■ **Instructions for the task**
Select every line below containing the word "itanedi".

start Material

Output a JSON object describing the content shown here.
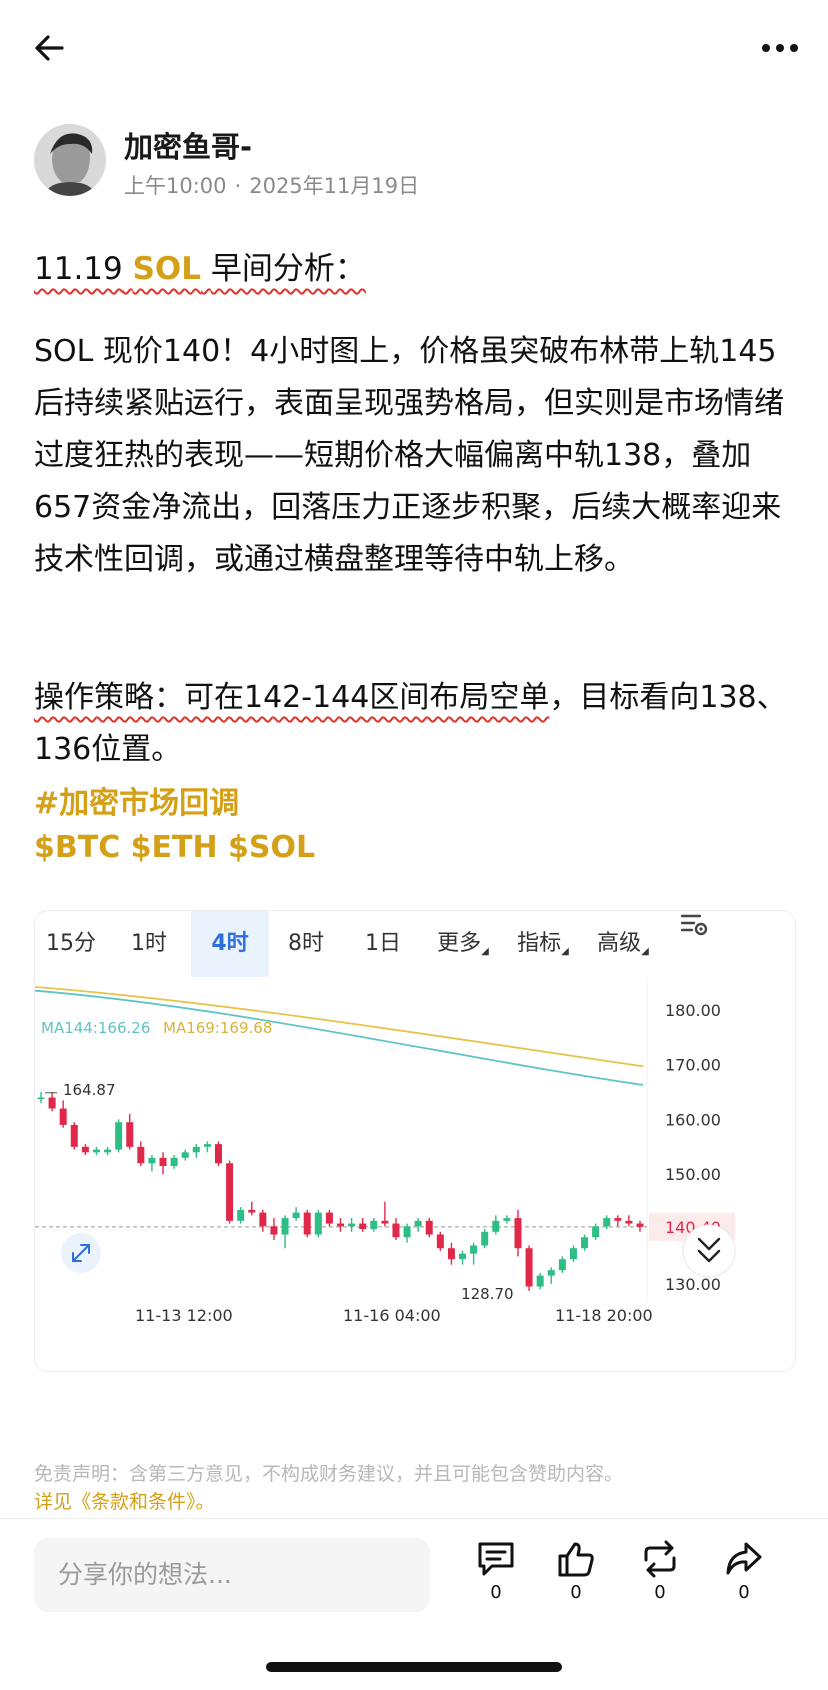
{
  "post": {
    "author": "加密鱼哥-",
    "time": "上午10:00",
    "date": "2025年11月19日",
    "dot": "·",
    "title_prefix": "11.19",
    "title_sol": "SOL",
    "title_suffix": "早间分析：",
    "body": "SOL 现价140！4小时图上，价格虽突破布林带上轨145后持续紧贴运行，表面呈现强势格局，但实则是市场情绪过度狂热的表现——短期价格大幅偏离中轨138，叠加657资金净流出，回落压力正逐步积聚，后续大概率迎来技术性回调，或通过横盘整理等待中轨上移。",
    "strategy_underlined": "操作策略：可在142-144区间布局空单",
    "strategy_rest": "，目标看向138、136位置。",
    "hashtag": "#加密市场回调",
    "tickers": "$BTC $ETH $SOL"
  },
  "chart_widget": {
    "tabs": [
      "15分",
      "1时",
      "4时",
      "8时",
      "1日",
      "更多",
      "指标",
      "高级"
    ],
    "active_tab": "4时",
    "settings_icon": "chart-settings-icon",
    "expand_icon": "expand-icon",
    "scroll_down_icon": "double-chevron-down-icon",
    "ma144_label": "MA144:166.26",
    "ma169_label": "MA169:169.68",
    "high_label": "164.87",
    "low_label": "128.70",
    "current_price_label": "140.40",
    "colors": {
      "up": "#2ebd85",
      "down": "#e0294a",
      "ma144": "#5fc4c4",
      "ma169": "#e8c34a",
      "accent": "#2f6fdc"
    }
  },
  "chart_data": {
    "type": "candlestick",
    "y_ticks": [
      "180.00",
      "170.00",
      "160.00",
      "150.00",
      "140.40",
      "130.00"
    ],
    "x_ticks": [
      "11-13 12:00",
      "11-16 04:00",
      "11-18 20:00"
    ],
    "ylim": [
      126.5,
      186
    ],
    "candles": [
      [
        164,
        165,
        163,
        164
      ],
      [
        164,
        165,
        161.5,
        162
      ],
      [
        162,
        163.5,
        158.5,
        159
      ],
      [
        159,
        159.5,
        154.5,
        155
      ],
      [
        155,
        155.5,
        153.5,
        154
      ],
      [
        154,
        155,
        153.5,
        154.5
      ],
      [
        154,
        155,
        153.5,
        154.5
      ],
      [
        154.5,
        160,
        154,
        159.5
      ],
      [
        159.5,
        161,
        154.5,
        155
      ],
      [
        155,
        156,
        151.5,
        152
      ],
      [
        152,
        153.5,
        150.5,
        153
      ],
      [
        153,
        154,
        150,
        151.5
      ],
      [
        151.5,
        153.5,
        151,
        153
      ],
      [
        153,
        154.5,
        152.5,
        154
      ],
      [
        154,
        155.5,
        153,
        155
      ],
      [
        155,
        156,
        154,
        155.5
      ],
      [
        155.5,
        156,
        151.5,
        152
      ],
      [
        152,
        152.5,
        141,
        141.5
      ],
      [
        141.5,
        144,
        141,
        143.5
      ],
      [
        143.5,
        145,
        142.5,
        143
      ],
      [
        143,
        143.5,
        139.5,
        140.5
      ],
      [
        140.5,
        142,
        138,
        139
      ],
      [
        139,
        142.5,
        136.5,
        142
      ],
      [
        142,
        144,
        141.5,
        143
      ],
      [
        143,
        143.5,
        138.5,
        139
      ],
      [
        139,
        143.5,
        138.5,
        143
      ],
      [
        143,
        143.5,
        140.5,
        141
      ],
      [
        141,
        142,
        139.5,
        140.5
      ],
      [
        140.5,
        142,
        139.5,
        141
      ],
      [
        141,
        142,
        139.5,
        140
      ],
      [
        140,
        142,
        139.5,
        141.5
      ],
      [
        141.5,
        145,
        140.5,
        141
      ],
      [
        141,
        142,
        138,
        138.5
      ],
      [
        138.5,
        141,
        137.5,
        140.5
      ],
      [
        140.5,
        142,
        139.5,
        141.5
      ],
      [
        141.5,
        142,
        138.5,
        139
      ],
      [
        139,
        139.5,
        136,
        136.5
      ],
      [
        136.5,
        137.5,
        133.5,
        134.5
      ],
      [
        134.5,
        136,
        133.5,
        135.5
      ],
      [
        135.5,
        137.5,
        133.5,
        137
      ],
      [
        137,
        140,
        136.5,
        139.5
      ],
      [
        139.5,
        142.5,
        139,
        141.5
      ],
      [
        141.5,
        142.5,
        141,
        142
      ],
      [
        142,
        143.5,
        135,
        136.5
      ],
      [
        136.5,
        137,
        128.7,
        129.5
      ],
      [
        129.5,
        132,
        129,
        131.5
      ],
      [
        131.5,
        133,
        130,
        132.5
      ],
      [
        132.5,
        135,
        132,
        134.5
      ],
      [
        134.5,
        137,
        134,
        136.5
      ],
      [
        136.5,
        139,
        136,
        138.5
      ],
      [
        138.5,
        141,
        138,
        140.5
      ],
      [
        140.5,
        142.5,
        140,
        142
      ],
      [
        142,
        142.5,
        140.5,
        141.5
      ],
      [
        141.5,
        142.5,
        140.5,
        141
      ],
      [
        141,
        141.5,
        139.5,
        140.4
      ]
    ],
    "ma144": [
      183.5,
      166.3
    ],
    "ma169": [
      184.2,
      169.7
    ]
  },
  "actions": {
    "comment_count": "0",
    "like_count": "0",
    "repost_count": "0",
    "share_count": "0"
  },
  "disclaimer": {
    "text": "免责声明：含第三方意见，不构成财务建议，并且可能包含赞助内容。",
    "link": "详见《条款和条件》。"
  },
  "input": {
    "placeholder": "分享你的想法..."
  }
}
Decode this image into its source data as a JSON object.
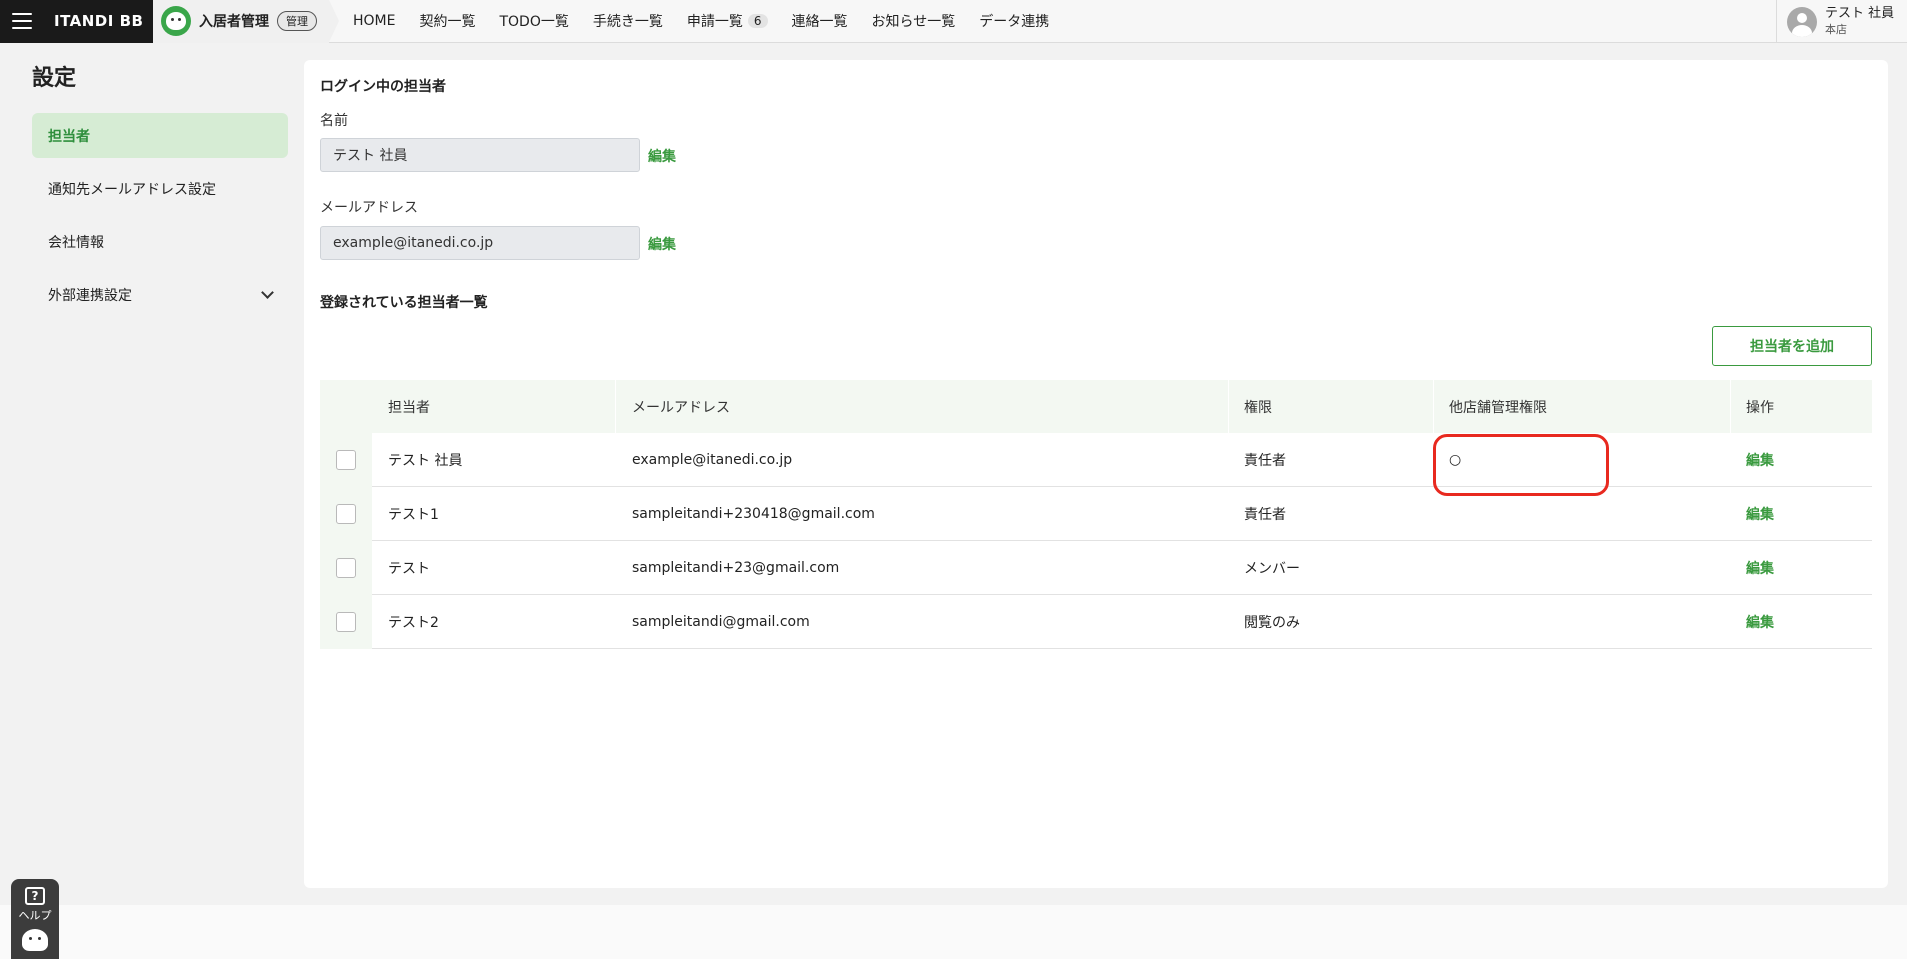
{
  "topbar": {
    "brand": "ITANDI BB",
    "app_name": "入居者管理",
    "app_badge": "管理",
    "nav": [
      {
        "label": "HOME"
      },
      {
        "label": "契約一覧"
      },
      {
        "label": "TODO一覧"
      },
      {
        "label": "手続き一覧"
      },
      {
        "label": "申請一覧",
        "count": "6"
      },
      {
        "label": "連絡一覧"
      },
      {
        "label": "お知らせ一覧"
      },
      {
        "label": "データ連携"
      }
    ],
    "user": {
      "name": "テスト 社員",
      "store": "本店"
    }
  },
  "sidebar": {
    "title": "設定",
    "items": [
      {
        "label": "担当者"
      },
      {
        "label": "通知先メールアドレス設定"
      },
      {
        "label": "会社情報"
      },
      {
        "label": "外部連携設定"
      }
    ]
  },
  "main": {
    "login_section_title": "ログイン中の担当者",
    "name_label": "名前",
    "name_value": "テスト 社員",
    "email_label": "メールアドレス",
    "email_value": "example@itanedi.co.jp",
    "edit_label": "編集",
    "list_title": "登録されている担当者一覧",
    "add_button": "担当者を追加",
    "table": {
      "headers": [
        "担当者",
        "メールアドレス",
        "権限",
        "他店舗管理権限",
        "操作"
      ],
      "rows": [
        {
          "name": "テスト 社員",
          "email": "example@itanedi.co.jp",
          "role": "責任者",
          "other_store": "○",
          "action": "編集"
        },
        {
          "name": "テスト1",
          "email": "sampleitandi+230418@gmail.com",
          "role": "責任者",
          "other_store": "",
          "action": "編集"
        },
        {
          "name": "テスト",
          "email": "sampleitandi+23@gmail.com",
          "role": "メンバー",
          "other_store": "",
          "action": "編集"
        },
        {
          "name": "テスト2",
          "email": "sampleitandi@gmail.com",
          "role": "閲覧のみ",
          "other_store": "",
          "action": "編集"
        }
      ]
    }
  },
  "help": {
    "label": "ヘルプ",
    "icon": "?"
  },
  "colors": {
    "accent": "#3a9a3f",
    "highlight": "#e8291f",
    "active_bg": "#d6ecd4"
  }
}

end Material

■ **Solution to the problem**
    "email_value": "example@itanedi.co.jp",
          "email": "example@itanedi.co.jp",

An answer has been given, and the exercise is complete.